■ Stored records ■
··········
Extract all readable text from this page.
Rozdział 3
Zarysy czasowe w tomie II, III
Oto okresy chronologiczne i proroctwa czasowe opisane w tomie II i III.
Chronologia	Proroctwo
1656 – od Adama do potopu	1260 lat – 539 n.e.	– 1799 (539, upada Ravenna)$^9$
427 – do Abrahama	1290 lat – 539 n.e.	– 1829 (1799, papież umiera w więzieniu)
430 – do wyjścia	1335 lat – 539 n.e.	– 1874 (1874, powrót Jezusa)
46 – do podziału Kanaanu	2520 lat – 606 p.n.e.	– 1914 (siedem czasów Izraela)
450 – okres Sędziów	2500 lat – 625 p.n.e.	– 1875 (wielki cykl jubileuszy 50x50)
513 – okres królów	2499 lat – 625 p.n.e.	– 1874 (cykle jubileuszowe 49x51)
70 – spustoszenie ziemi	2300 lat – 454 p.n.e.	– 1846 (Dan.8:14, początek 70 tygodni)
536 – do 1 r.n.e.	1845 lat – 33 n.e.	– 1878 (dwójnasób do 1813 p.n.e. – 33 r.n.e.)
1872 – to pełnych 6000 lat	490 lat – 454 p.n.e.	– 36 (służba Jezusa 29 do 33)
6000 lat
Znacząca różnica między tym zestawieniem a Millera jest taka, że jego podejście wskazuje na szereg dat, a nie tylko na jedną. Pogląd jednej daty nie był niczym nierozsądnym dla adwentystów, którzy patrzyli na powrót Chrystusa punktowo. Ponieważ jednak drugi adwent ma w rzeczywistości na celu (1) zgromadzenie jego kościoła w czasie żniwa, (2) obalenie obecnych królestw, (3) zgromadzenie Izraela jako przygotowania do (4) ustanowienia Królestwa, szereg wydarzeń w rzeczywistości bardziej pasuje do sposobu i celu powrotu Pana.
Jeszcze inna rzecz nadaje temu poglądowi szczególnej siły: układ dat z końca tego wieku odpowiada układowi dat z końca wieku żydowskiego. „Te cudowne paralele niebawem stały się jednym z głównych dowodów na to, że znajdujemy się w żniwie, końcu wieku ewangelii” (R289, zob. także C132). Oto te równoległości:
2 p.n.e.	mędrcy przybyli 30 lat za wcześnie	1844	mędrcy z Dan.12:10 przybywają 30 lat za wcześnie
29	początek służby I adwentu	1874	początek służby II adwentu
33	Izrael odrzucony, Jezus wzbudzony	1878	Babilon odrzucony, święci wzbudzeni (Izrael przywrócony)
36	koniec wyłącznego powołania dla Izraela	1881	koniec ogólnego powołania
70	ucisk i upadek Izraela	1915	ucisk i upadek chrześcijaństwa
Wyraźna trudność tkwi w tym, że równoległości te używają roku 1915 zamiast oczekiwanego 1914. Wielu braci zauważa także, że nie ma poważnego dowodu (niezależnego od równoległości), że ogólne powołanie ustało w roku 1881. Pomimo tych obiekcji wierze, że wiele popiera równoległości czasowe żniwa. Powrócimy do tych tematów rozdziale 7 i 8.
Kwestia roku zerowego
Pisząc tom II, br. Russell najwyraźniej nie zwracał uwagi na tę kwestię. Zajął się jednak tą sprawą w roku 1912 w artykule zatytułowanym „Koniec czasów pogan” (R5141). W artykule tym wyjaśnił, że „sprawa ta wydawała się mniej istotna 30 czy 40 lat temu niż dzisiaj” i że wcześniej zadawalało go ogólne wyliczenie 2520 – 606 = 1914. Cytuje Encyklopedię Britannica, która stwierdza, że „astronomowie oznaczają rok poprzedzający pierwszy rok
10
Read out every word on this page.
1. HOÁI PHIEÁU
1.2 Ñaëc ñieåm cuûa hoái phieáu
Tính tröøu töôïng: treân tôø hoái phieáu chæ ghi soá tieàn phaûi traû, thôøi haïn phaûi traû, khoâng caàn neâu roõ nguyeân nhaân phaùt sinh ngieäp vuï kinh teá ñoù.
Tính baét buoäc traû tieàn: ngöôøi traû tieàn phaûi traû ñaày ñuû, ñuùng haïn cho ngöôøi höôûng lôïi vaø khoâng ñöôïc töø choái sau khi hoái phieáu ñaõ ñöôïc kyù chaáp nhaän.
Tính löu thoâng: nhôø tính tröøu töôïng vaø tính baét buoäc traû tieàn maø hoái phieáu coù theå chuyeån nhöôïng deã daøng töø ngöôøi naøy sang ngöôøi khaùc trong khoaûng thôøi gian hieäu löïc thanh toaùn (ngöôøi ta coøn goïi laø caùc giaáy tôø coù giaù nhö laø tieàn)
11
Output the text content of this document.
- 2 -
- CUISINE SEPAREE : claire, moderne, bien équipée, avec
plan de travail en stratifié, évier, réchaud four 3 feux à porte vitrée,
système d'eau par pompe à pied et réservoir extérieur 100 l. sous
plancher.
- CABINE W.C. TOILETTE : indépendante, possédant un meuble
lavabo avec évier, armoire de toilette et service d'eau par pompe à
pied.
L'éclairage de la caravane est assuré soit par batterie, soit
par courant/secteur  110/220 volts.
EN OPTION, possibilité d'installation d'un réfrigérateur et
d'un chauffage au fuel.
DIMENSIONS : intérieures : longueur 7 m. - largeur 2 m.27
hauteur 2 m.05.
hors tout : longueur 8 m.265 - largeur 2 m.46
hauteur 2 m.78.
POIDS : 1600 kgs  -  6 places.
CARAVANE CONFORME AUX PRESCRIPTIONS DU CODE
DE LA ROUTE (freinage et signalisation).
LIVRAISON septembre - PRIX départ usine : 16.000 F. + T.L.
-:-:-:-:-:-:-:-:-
··········
■ What the exercise asks ■
Nothing in the data may differ; print all of it exactly as written.

■ Result below ■
Extract all readable text from this page.
Rozdział 3
Zarysy czasowe w tomie II, III
Oto okresy chronologiczne i proroctwa czasowe opisane w tomie II i III.
Chronologia	Proroctwo
1656 – od Adama do potopu	1260 lat – 539 n.e.	– 1799 (539, upada Ravenna)$^9$
427 – do Abrahama	1290 lat – 539 n.e.	– 1829 (1799, papież umiera w więzieniu)
430 – do wyjścia	1335 lat – 539 n.e.	– 1874 (1874, powrót Jezusa)
46 – do podziału Kanaanu	2520 lat – 606 p.n.e.	– 1914 (siedem czasów Izraela)
450 – okres Sędziów	2500 lat – 625 p.n.e.	– 1875 (wielki cykl jubileuszy 50x50)
513 – okres królów	2499 lat – 625 p.n.e.	– 1874 (cykle jubileuszowe 49x51)
70 – spustoszenie ziemi	2300 lat – 454 p.n.e.	– 1846 (Dan.8:14, początek 70 tygodni)
536 – do 1 r.n.e.	1845 lat – 33 n.e.	– 1878 (dwójnasób do 1813 p.n.e. – 33 r.n.e.)
1872 – to pełnych 6000 lat	490 lat – 454 p.n.e.	– 36 (służba Jezusa 29 do 33)
6000 lat
Znacząca różnica między tym zestawieniem a Millera jest taka, że jego podejście wskazuje na szereg dat, a nie tylko na jedną. Pogląd jednej daty nie był niczym nierozsądnym dla adwentystów, którzy patrzyli na powrót Chrystusa punktowo. Ponieważ jednak drugi adwent ma w rzeczywistości na celu (1) zgromadzenie jego kościoła w czasie żniwa, (2) obalenie obecnych królestw, (3) zgromadzenie Izraela jako przygotowania do (4) ustanowienia Królestwa, szereg wydarzeń w rzeczywistości bardziej pasuje do sposobu i celu powrotu Pana.
Jeszcze inna rzecz nadaje temu poglądowi szczególnej siły: układ dat z końca tego wieku odpowiada układowi dat z końca wieku żydowskiego. „Te cudowne paralele niebawem stały się jednym z głównych dowodów na to, że znajdujemy się w żniwie, końcu wieku ewangelii” (R289, zob. także C132). Oto te równoległości:
2 p.n.e.	mędrcy przybyli 30 lat za wcześnie	1844	mędrcy z Dan.12:10 przybywają 30 lat za wcześnie
29	początek służby I adwentu	1874	początek służby II adwentu
33	Izrael odrzucony, Jezus wzbudzony	1878	Babilon odrzucony, święci wzbudzeni (Izrael przywrócony)
36	koniec wyłącznego powołania dla Izraela	1881	koniec ogólnego powołania
70	ucisk i upadek Izraela	1915	ucisk i upadek chrześcijaństwa
Wyraźna trudność tkwi w tym, że równoległości te używają roku 1915 zamiast oczekiwanego 1914. Wielu braci zauważa także, że nie ma poważnego dowodu (niezależnego od równoległości), że ogólne powołanie ustało w roku 1881. Pomimo tych obiekcji wierze, że wiele popiera równoległości czasowe żniwa. Powrócimy do tych tematów rozdziale 7 i 8.
Kwestia roku zerowego
Pisząc tom II, br. Russell najwyraźniej nie zwracał uwagi na tę kwestię. Zajął się jednak tą sprawą w roku 1912 w artykule zatytułowanym „Koniec czasów pogan” (R5141). W artykule tym wyjaśnił, że „sprawa ta wydawała się mniej istotna 30 czy 40 lat temu niż dzisiaj” i że wcześniej zadawalało go ogólne wyliczenie 2520 – 606 = 1914. Cytuje Encyklopedię Britannica, która stwierdza, że „astronomowie oznaczają rok poprzedzający pierwszy rok
10
Read out every word on this page.
1. HOÁI PHIEÁU
1.2 Ñaëc ñieåm cuûa hoái phieáu
Tính tröøu töôïng: treân tôø hoái phieáu chæ ghi soá tieàn phaûi traû, thôøi haïn phaûi traû, khoâng caàn neâu roõ nguyeân nhaân phaùt sinh ngieäp vuï kinh teá ñoù.
Tính baét buoäc traû tieàn: ngöôøi traû tieàn phaûi traû ñaày ñuû, ñuùng haïn cho ngöôøi höôûng lôïi vaø khoâng ñöôïc töø choái sau khi hoái phieáu ñaõ ñöôïc kyù chaáp nhaän.
Tính löu thoâng: nhôø tính tröøu töôïng vaø tính baét buoäc traû tieàn maø hoái phieáu coù theå chuyeån nhöôïng deã daøng töø ngöôøi naøy sang ngöôøi khaùc trong khoaûng thôøi gian hieäu löïc thanh toaùn (ngöôøi ta coøn goïi laø caùc giaáy tôø coù giaù nhö laø tieàn)
11
Output the text content of this document.
- 2 -
- CUISINE SEPAREE : claire, moderne, bien équipée, avec
plan de travail en stratifié, évier, réchaud four 3 feux à porte vitrée,
système d'eau par pompe à pied et réservoir extérieur 100 l. sous
plancher.
- CABINE W.C. TOILETTE : indépendante, possédant un meuble
lavabo avec évier, armoire de toilette et service d'eau par pompe à
pied.
L'éclairage de la caravane est assuré soit par batterie, soit
par courant/secteur  110/220 volts.
EN OPTION, possibilité d'installation d'un réfrigérateur et
d'un chauffage au fuel.
DIMENSIONS : intérieures : longueur 7 m. - largeur 2 m.27
hauteur 2 m.05.
hors tout : longueur 8 m.265 - largeur 2 m.46
hauteur 2 m.78.
POIDS : 1600 kgs  -  6 places.
CARAVANE CONFORME AUX PRESCRIPTIONS DU CODE
DE LA ROUTE (freinage et signalisation).
LIVRAISON septembre - PRIX départ usine : 16.000 F. + T.L.
-:-:-:-:-:-:-:-:-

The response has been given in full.